◆ Objective ◆
Pictures appear in the records below; write out everything else exactly.

Some records
----
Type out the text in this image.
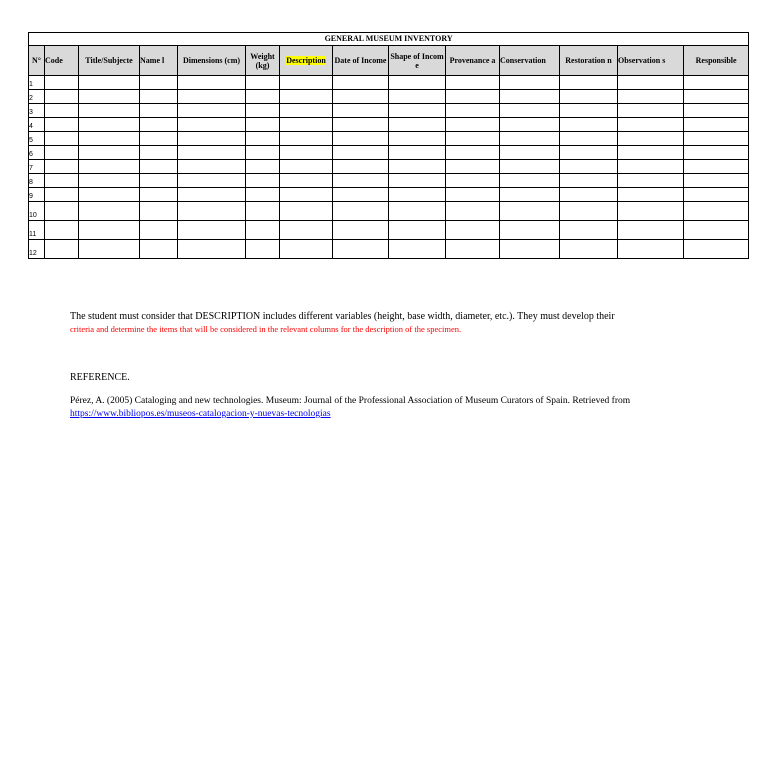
GENERAL MUSEUM INVENTORY													
N°	Code	Title/Subjecte	Name l	Dimensions (cm)	Weight (kg)	Description	Date of Income	Shape of Income	Provenance a	Conservation	Restoration n	Observation s	Responsible
1													
2													
3													
4													
5													
6													
7													
8													
9													
10													
11													
12													

The student must consider that DESCRIPTION includes different variables (height, base width, diameter, etc.). They must develop their
criteria and determine the items that will be considered in the relevant columns for the description of the specimen.

REFERENCE.

Pérez, A. (2005) Cataloging and new technologies. Museum: Journal of the Professional Association of Museum Curators of Spain. Retrieved from
https://www.bibliopos.es/museos-catalogacion-y-nuevas-tecnologias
----
◆ Exercise result ◆
Type out the text in this image.
GENERAL MUSEUM INVENTORY													
N°	Code	Title/Subjecte	Name l	Dimensions (cm)	Weight (kg)	Description	Date of Income	Shape of Income	Provenance a	Conservation	Restoration n	Observation s	Responsible
1													
2													
3													
4													
5													
6													
7													
8													
9													
10													
11													
12													

The student must consider that DESCRIPTION includes different variables (height, base width, diameter, etc.). They must develop their
criteria and determine the items that will be considered in the relevant columns for the description of the specimen.

REFERENCE.

Pérez, A. (2005) Cataloging and new technologies. Museum: Journal of the Professional Association of Museum Curators of Spain. Retrieved from
https://www.bibliopos.es/museos-catalogacion-y-nuevas-tecnologias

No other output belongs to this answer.